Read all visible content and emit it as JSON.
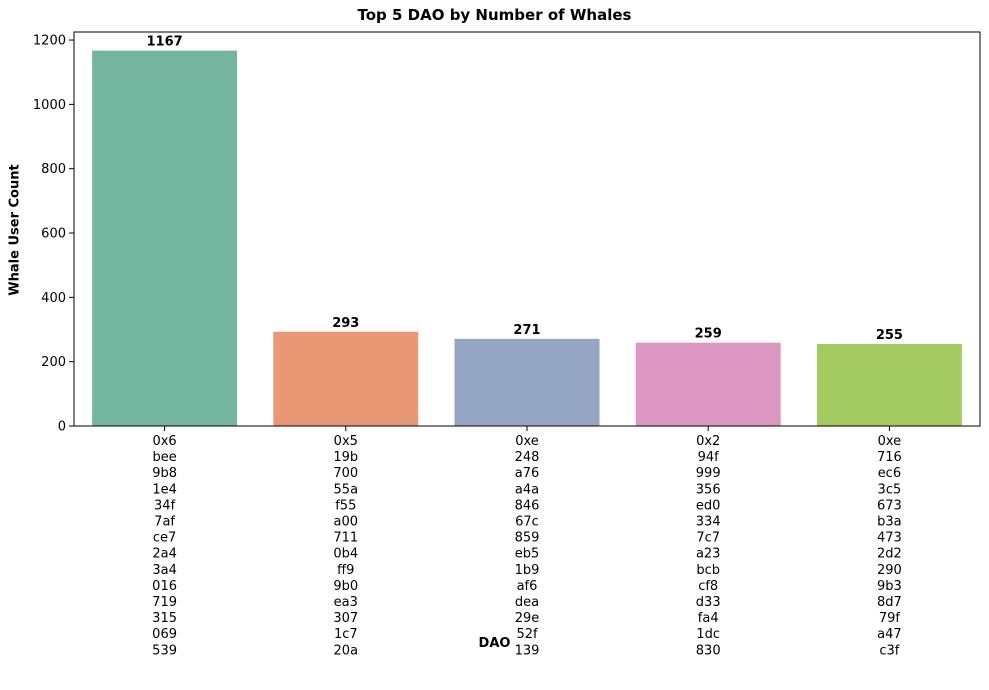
{
  "chart_data": {
    "type": "bar",
    "title": "Top 5 DAO by Number of Whales",
    "xlabel": "DAO",
    "ylabel": "Whale User Count",
    "ylim": [
      0,
      1225
    ],
    "yticks": [
      0,
      200,
      400,
      600,
      800,
      1000,
      1200
    ],
    "grid": false,
    "categories": [
      "0x6bee9b81e434f7afce72a43a4016719315069539",
      "0x519b70055af55a007110b4ff99b0ea33071c720a",
      "0xe248a76a4a84667c859eb51b9af6dea29e52f139",
      "0x294f999356ed03347c7a23bcbcf8d33fa41dc830",
      "0xe716ec63c5673b3a4732d22909b38d779fa47c3f"
    ],
    "category_label_lines": [
      [
        "0x6",
        "bee",
        "9b8",
        "1e4",
        "34f",
        "7af",
        "ce7",
        "2a4",
        "3a4",
        "016",
        "719",
        "315",
        "069",
        "539"
      ],
      [
        "0x5",
        "19b",
        "700",
        "55a",
        "f55",
        "a00",
        "711",
        "0b4",
        "ff9",
        "9b0",
        "ea3",
        "307",
        "1c7",
        "20a"
      ],
      [
        "0xe",
        "248",
        "a76",
        "a4a",
        "846",
        "67c",
        "859",
        "eb5",
        "1b9",
        "af6",
        "dea",
        "29e",
        "52f",
        "139"
      ],
      [
        "0x2",
        "94f",
        "999",
        "356",
        "ed0",
        "334",
        "7c7",
        "a23",
        "bcb",
        "cf8",
        "d33",
        "fa4",
        "1dc",
        "830"
      ],
      [
        "0xe",
        "716",
        "ec6",
        "3c5",
        "673",
        "b3a",
        "473",
        "2d2",
        "290",
        "9b3",
        "8d7",
        "79f",
        "a47",
        "c3f"
      ]
    ],
    "values": [
      1167,
      293,
      271,
      259,
      255
    ],
    "data_labels": [
      "1167",
      "293",
      "271",
      "259",
      "255"
    ],
    "colors": [
      "#74b5a0",
      "#e89874",
      "#94a4c3",
      "#dc96c2",
      "#a4ca62"
    ]
  }
}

━━━━

#### Problem to work on
All of the data above should be transcribed verbatim, with pictures omitted.

#### Answer in full
Read all visible content and emit it as JSON.
{
  "chart_data": {
    "type": "bar",
    "title": "Top 5 DAO by Number of Whales",
    "xlabel": "DAO",
    "ylabel": "Whale User Count",
    "ylim": [
      0,
      1225
    ],
    "yticks": [
      0,
      200,
      400,
      600,
      800,
      1000,
      1200
    ],
    "grid": false,
    "categories": [
      "0x6bee9b81e434f7afce72a43a4016719315069539",
      "0x519b70055af55a007110b4ff99b0ea33071c720a",
      "0xe248a76a4a84667c859eb51b9af6dea29e52f139",
      "0x294f999356ed03347c7a23bcbcf8d33fa41dc830",
      "0xe716ec63c5673b3a4732d22909b38d779fa47c3f"
    ],
    "category_label_lines": [
      [
        "0x6",
        "bee",
        "9b8",
        "1e4",
        "34f",
        "7af",
        "ce7",
        "2a4",
        "3a4",
        "016",
        "719",
        "315",
        "069",
        "539"
      ],
      [
        "0x5",
        "19b",
        "700",
        "55a",
        "f55",
        "a00",
        "711",
        "0b4",
        "ff9",
        "9b0",
        "ea3",
        "307",
        "1c7",
        "20a"
      ],
      [
        "0xe",
        "248",
        "a76",
        "a4a",
        "846",
        "67c",
        "859",
        "eb5",
        "1b9",
        "af6",
        "dea",
        "29e",
        "52f",
        "139"
      ],
      [
        "0x2",
        "94f",
        "999",
        "356",
        "ed0",
        "334",
        "7c7",
        "a23",
        "bcb",
        "cf8",
        "d33",
        "fa4",
        "1dc",
        "830"
      ],
      [
        "0xe",
        "716",
        "ec6",
        "3c5",
        "673",
        "b3a",
        "473",
        "2d2",
        "290",
        "9b3",
        "8d7",
        "79f",
        "a47",
        "c3f"
      ]
    ],
    "values": [
      1167,
      293,
      271,
      259,
      255
    ],
    "data_labels": [
      "1167",
      "293",
      "271",
      "259",
      "255"
    ],
    "colors": [
      "#74b5a0",
      "#e89874",
      "#94a4c3",
      "#dc96c2",
      "#a4ca62"
    ]
  }
}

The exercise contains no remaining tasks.